_REQUIREMENTS_:
Across all the lines below, how many contain the string "غيره"? Please reply with the number only.

Stored data:
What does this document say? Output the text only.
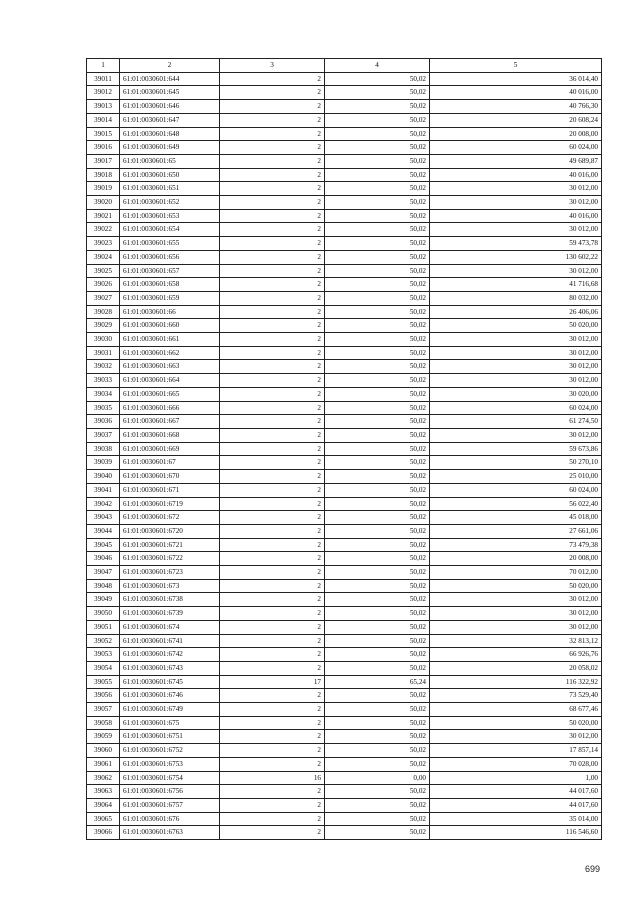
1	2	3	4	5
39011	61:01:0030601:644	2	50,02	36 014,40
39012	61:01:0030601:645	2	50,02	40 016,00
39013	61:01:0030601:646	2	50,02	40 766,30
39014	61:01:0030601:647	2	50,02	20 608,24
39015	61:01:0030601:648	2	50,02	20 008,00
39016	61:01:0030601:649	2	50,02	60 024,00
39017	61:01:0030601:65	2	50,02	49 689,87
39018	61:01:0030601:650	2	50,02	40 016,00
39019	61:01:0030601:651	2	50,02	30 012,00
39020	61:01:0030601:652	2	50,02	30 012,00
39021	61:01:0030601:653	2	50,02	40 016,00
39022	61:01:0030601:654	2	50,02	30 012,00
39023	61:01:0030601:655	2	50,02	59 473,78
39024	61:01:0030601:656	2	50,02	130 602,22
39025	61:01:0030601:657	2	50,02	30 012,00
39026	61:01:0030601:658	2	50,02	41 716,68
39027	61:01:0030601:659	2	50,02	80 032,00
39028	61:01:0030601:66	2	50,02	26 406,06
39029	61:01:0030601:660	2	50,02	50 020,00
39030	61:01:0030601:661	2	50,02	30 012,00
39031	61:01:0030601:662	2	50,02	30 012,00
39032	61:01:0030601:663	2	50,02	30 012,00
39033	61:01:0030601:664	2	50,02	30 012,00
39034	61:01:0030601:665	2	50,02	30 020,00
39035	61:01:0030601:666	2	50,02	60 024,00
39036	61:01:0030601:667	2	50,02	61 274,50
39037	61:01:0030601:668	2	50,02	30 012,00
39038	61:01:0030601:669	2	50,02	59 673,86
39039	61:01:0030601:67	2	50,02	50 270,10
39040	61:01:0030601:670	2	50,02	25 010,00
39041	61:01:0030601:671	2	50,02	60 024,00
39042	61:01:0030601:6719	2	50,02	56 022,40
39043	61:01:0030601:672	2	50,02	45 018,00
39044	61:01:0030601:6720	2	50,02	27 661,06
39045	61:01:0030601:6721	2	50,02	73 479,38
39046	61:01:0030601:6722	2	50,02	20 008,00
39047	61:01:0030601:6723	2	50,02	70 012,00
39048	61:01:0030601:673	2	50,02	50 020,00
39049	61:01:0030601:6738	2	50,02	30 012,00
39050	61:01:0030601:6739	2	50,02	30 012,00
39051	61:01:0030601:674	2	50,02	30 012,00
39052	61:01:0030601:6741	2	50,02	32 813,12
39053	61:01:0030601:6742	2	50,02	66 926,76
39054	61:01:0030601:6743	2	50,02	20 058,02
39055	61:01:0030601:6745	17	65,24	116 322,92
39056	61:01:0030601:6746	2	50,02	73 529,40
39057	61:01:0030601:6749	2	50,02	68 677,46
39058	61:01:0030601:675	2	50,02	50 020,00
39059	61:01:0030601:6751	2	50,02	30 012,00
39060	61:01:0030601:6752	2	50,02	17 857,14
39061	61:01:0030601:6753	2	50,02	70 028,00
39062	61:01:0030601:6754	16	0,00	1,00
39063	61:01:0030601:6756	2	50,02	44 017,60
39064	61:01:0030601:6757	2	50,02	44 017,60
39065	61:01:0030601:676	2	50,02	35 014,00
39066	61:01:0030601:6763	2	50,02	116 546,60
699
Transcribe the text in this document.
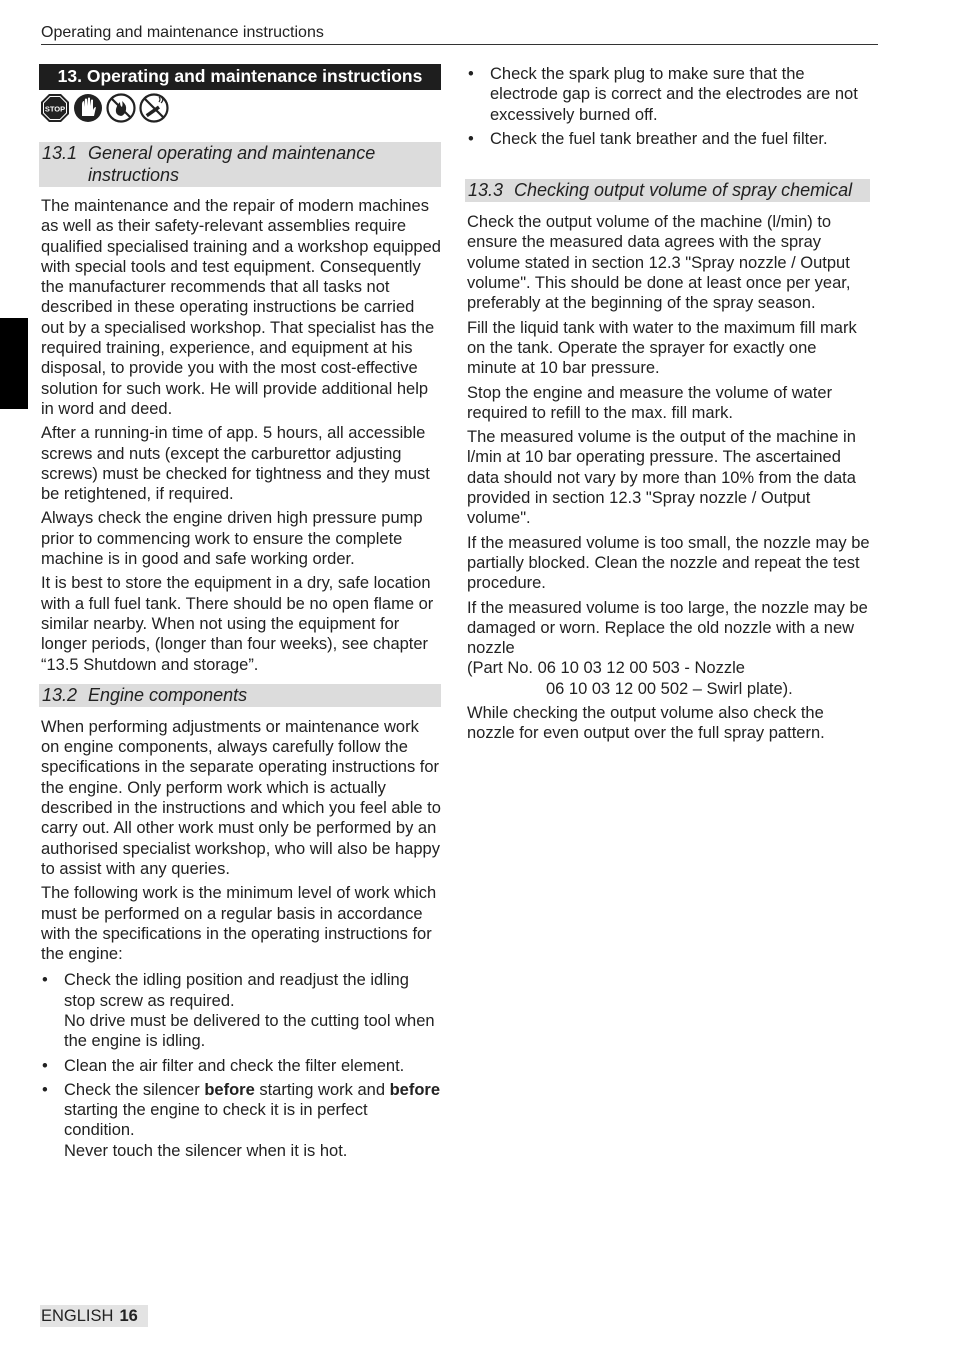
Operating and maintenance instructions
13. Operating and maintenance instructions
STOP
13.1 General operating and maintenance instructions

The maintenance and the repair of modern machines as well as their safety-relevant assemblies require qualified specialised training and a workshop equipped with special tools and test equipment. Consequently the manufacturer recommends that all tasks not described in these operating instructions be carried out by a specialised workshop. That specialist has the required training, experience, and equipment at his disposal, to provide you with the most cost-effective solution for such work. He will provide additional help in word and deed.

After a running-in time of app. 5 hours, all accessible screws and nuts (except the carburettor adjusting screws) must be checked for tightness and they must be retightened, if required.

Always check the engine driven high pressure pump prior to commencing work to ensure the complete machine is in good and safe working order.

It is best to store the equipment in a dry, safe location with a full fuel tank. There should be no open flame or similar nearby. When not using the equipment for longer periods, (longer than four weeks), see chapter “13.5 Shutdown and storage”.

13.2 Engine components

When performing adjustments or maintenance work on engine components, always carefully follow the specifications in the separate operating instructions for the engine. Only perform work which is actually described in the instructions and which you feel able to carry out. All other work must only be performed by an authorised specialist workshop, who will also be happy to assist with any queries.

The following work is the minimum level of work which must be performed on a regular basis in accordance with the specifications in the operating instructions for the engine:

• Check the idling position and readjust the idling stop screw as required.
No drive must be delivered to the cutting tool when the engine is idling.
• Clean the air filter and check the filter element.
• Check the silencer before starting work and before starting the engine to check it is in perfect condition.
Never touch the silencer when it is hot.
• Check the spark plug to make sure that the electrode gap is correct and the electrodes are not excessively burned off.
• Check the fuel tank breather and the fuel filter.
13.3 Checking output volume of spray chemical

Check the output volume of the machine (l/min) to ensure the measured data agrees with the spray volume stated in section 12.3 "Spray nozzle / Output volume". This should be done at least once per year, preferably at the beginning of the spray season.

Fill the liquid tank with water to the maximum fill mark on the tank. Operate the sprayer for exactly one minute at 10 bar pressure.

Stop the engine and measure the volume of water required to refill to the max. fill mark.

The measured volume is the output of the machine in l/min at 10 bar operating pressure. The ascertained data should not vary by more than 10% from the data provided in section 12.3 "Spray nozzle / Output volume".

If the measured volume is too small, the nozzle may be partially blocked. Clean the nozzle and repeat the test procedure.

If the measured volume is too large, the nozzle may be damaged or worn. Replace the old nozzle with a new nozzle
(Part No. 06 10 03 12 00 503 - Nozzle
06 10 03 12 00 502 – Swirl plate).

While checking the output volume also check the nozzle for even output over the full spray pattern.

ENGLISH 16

* * *

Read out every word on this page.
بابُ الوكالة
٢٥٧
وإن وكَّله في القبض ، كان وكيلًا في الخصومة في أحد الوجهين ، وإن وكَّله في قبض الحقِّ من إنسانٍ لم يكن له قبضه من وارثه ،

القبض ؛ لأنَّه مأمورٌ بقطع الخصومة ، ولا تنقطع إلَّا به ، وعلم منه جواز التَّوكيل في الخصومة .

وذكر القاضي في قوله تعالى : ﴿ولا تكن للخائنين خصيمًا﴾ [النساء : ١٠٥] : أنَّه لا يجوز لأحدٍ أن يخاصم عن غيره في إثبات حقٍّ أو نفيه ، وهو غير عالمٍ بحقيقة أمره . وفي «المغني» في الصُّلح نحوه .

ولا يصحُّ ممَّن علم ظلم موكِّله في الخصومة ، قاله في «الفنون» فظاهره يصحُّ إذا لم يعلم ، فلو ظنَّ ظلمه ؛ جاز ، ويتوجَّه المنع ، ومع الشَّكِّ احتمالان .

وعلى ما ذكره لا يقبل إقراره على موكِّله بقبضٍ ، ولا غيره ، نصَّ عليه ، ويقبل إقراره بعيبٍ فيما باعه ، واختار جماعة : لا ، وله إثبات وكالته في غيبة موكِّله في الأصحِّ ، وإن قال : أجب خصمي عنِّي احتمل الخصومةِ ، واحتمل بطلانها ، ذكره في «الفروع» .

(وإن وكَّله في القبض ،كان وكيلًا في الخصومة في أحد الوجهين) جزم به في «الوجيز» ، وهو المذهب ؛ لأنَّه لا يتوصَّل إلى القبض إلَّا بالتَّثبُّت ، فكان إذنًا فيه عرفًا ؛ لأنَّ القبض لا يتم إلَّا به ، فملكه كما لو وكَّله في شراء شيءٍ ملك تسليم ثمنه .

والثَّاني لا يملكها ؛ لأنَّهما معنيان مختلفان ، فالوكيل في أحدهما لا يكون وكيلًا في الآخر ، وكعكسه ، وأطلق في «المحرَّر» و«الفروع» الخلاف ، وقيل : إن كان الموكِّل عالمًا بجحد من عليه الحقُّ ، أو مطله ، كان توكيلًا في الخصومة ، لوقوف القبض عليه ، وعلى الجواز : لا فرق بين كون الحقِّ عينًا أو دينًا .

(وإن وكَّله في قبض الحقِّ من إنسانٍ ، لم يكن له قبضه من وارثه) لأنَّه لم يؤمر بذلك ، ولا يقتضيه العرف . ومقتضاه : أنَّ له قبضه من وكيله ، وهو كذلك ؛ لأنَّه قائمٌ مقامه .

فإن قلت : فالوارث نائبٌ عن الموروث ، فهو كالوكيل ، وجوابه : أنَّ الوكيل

_REPLY TO THE EXERCISE_:
2